─── TASK INPUTS

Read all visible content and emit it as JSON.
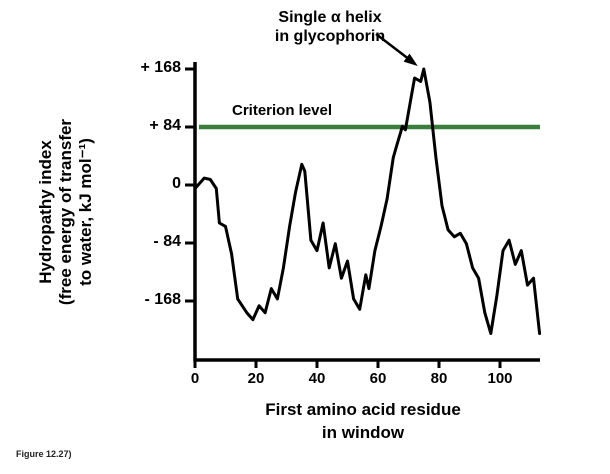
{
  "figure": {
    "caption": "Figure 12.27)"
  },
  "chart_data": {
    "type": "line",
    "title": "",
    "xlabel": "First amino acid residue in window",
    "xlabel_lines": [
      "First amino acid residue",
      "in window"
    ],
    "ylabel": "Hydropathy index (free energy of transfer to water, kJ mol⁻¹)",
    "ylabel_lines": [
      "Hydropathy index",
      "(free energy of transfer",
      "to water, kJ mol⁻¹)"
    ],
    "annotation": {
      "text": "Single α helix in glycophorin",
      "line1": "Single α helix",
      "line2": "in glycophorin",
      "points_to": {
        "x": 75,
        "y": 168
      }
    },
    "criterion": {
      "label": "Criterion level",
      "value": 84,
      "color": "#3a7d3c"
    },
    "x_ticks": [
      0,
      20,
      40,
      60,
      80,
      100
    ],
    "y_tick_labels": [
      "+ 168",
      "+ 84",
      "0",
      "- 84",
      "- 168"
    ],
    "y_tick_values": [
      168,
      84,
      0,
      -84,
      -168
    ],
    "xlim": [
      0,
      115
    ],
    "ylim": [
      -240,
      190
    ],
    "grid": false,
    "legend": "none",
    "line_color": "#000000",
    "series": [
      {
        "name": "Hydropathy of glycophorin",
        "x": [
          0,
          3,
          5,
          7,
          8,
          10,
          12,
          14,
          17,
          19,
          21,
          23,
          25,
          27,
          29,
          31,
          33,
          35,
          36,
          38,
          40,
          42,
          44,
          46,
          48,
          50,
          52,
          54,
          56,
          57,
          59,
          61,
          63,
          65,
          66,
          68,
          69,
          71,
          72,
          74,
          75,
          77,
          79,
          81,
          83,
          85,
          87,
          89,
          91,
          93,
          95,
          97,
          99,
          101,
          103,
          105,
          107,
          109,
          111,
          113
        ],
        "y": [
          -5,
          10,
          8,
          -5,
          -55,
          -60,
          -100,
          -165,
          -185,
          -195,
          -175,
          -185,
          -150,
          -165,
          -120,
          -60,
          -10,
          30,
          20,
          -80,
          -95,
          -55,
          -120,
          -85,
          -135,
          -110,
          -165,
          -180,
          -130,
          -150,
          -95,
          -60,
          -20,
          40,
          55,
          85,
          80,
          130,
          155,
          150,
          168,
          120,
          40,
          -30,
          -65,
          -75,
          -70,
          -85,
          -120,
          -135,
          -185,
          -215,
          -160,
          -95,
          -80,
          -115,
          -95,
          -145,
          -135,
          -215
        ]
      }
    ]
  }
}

──────

§ DIRECTIONS: Using the material above, work out how many lines contain the string "index". Give that number alone.

§ ANSWER TO THIS TASK: 2